> EXERCISE INSTRUCTIONS: Identify all lines in the listing that include the word "对广告主处广告费用", and copy them out.

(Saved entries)
"""
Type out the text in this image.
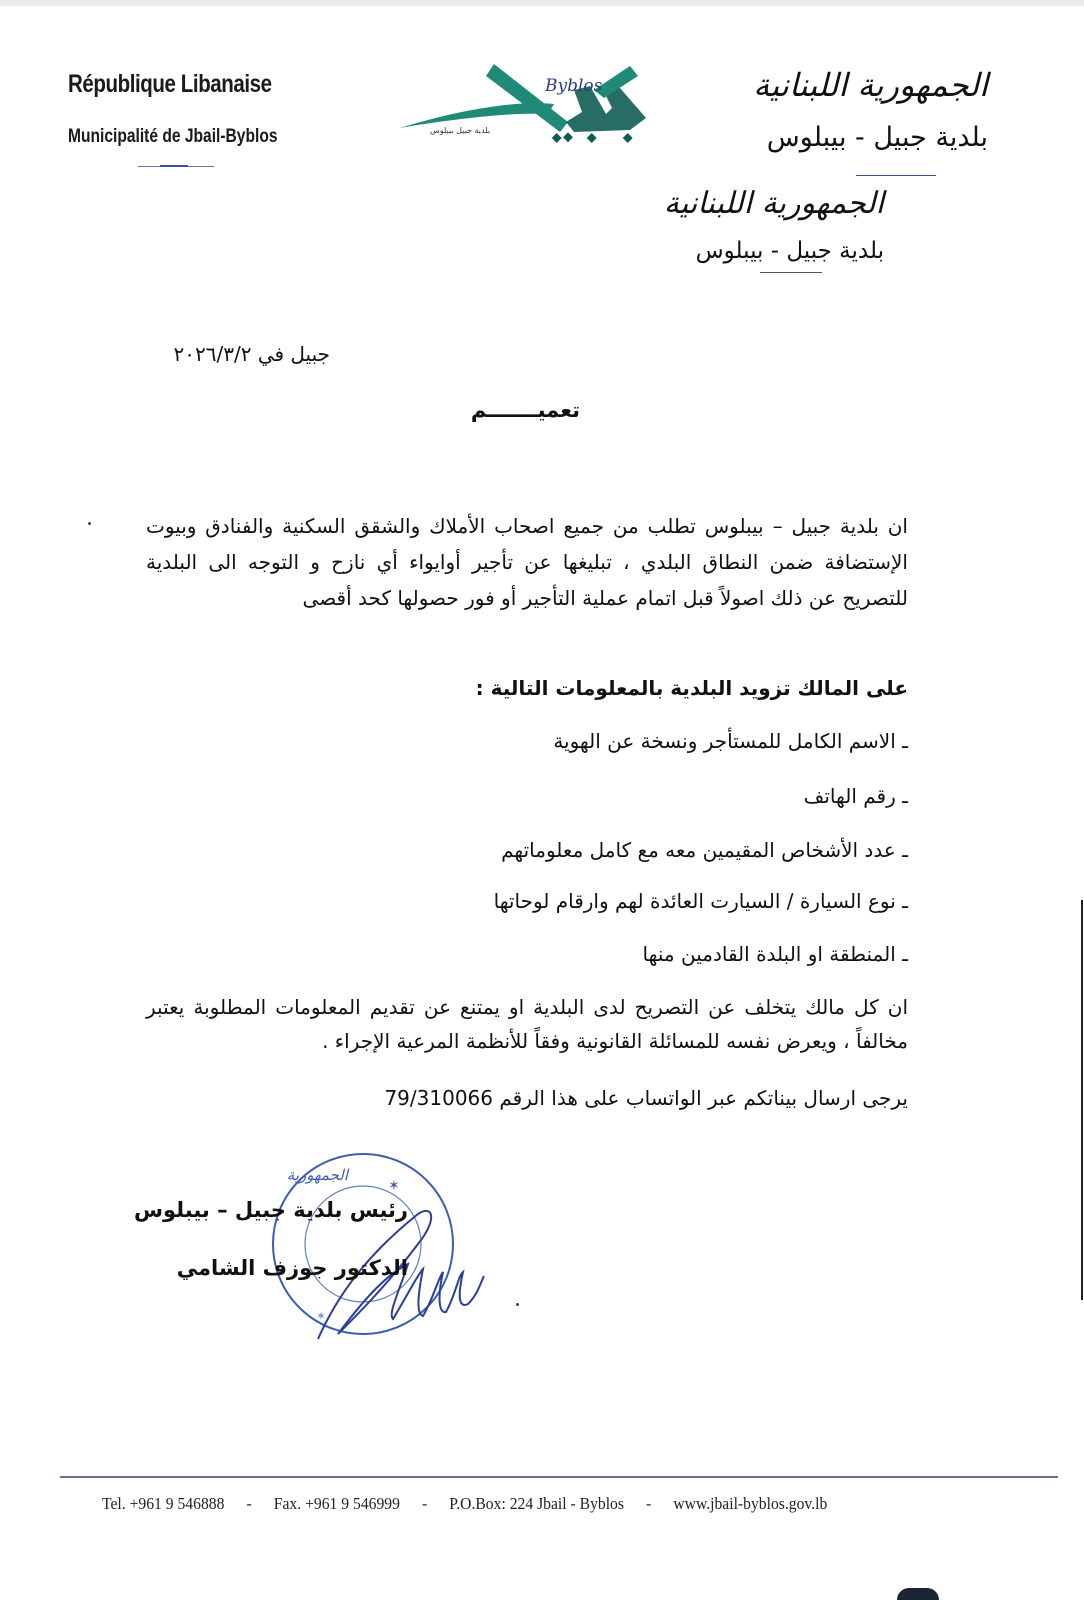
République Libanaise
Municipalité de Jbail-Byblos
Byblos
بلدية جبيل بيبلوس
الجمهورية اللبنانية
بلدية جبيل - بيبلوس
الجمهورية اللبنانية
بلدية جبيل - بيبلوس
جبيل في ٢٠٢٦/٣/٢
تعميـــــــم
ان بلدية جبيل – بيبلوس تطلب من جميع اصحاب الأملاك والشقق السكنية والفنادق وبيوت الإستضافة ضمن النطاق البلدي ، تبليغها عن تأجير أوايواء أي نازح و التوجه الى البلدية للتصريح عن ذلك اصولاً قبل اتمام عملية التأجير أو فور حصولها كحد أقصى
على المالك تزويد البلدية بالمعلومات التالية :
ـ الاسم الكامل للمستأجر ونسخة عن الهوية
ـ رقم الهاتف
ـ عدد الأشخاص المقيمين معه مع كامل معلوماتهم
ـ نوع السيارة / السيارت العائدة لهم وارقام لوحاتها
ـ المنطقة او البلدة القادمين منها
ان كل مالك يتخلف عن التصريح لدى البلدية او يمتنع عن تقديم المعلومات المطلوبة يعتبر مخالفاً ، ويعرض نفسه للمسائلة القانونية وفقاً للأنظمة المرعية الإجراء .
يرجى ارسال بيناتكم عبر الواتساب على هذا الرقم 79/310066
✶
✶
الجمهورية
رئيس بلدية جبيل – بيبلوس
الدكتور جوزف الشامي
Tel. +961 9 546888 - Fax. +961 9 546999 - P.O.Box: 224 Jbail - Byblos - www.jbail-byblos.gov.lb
"""
"""
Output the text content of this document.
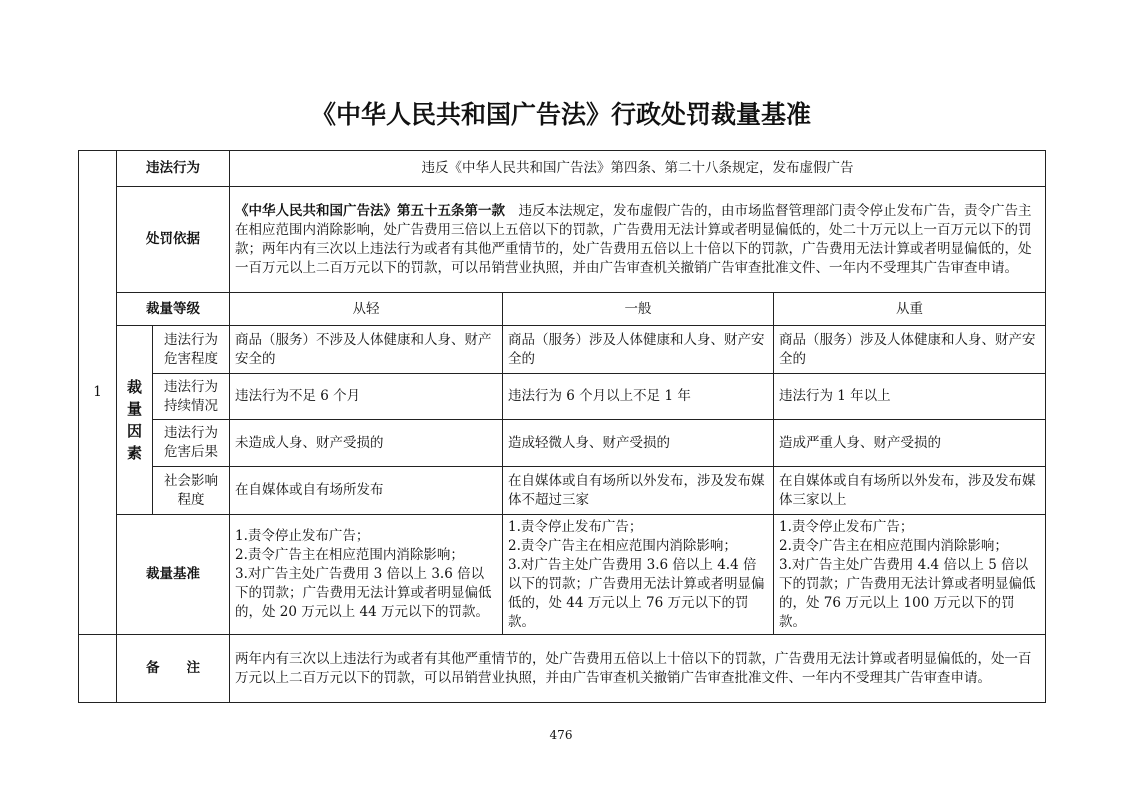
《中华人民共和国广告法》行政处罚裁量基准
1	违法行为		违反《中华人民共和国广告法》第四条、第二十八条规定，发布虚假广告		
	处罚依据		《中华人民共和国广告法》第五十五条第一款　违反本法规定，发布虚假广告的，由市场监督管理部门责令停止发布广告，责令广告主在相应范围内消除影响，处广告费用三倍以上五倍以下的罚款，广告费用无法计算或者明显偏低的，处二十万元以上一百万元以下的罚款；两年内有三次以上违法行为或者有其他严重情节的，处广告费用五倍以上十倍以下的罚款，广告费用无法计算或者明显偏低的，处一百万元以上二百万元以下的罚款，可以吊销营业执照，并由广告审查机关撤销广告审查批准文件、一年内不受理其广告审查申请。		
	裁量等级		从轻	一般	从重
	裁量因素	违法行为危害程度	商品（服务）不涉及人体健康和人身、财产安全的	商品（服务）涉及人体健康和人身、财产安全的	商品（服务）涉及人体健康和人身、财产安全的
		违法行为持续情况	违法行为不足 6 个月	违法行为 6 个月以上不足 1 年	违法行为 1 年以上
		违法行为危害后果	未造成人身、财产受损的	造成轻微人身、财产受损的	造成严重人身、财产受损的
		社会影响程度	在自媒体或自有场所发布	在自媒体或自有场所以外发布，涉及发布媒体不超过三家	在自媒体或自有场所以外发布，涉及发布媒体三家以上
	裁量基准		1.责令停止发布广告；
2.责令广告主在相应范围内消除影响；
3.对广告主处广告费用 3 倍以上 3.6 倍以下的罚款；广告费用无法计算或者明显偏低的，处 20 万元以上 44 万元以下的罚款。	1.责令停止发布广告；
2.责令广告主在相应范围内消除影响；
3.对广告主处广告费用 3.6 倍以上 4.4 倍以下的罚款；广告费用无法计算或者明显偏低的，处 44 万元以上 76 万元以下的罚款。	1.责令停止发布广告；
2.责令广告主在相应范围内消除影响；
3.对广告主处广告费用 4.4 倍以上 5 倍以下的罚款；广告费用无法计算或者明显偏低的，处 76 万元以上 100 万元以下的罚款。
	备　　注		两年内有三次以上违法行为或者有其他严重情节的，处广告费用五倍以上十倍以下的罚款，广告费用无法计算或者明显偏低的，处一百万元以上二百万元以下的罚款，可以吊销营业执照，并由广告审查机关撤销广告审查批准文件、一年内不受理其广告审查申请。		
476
"""
> EXPECTED ANSWER:
3.对广告主处广告费用 3 倍以上 3.6 倍以下的罚款；广告费用无法计算或者明显偏低的，处 20 万元以上 44 万元以下的罚款。	1.责令停止发布广告；
3.对广告主处广告费用 3.6 倍以上 4.4 倍以下的罚款；广告费用无法计算或者明显偏低的，处 44 万元以上 76 万元以下的罚款。	1.责令停止发布广告；
3.对广告主处广告费用 4.4 倍以上 5 倍以下的罚款；广告费用无法计算或者明显偏低的，处 76 万元以上 100 万元以下的罚款。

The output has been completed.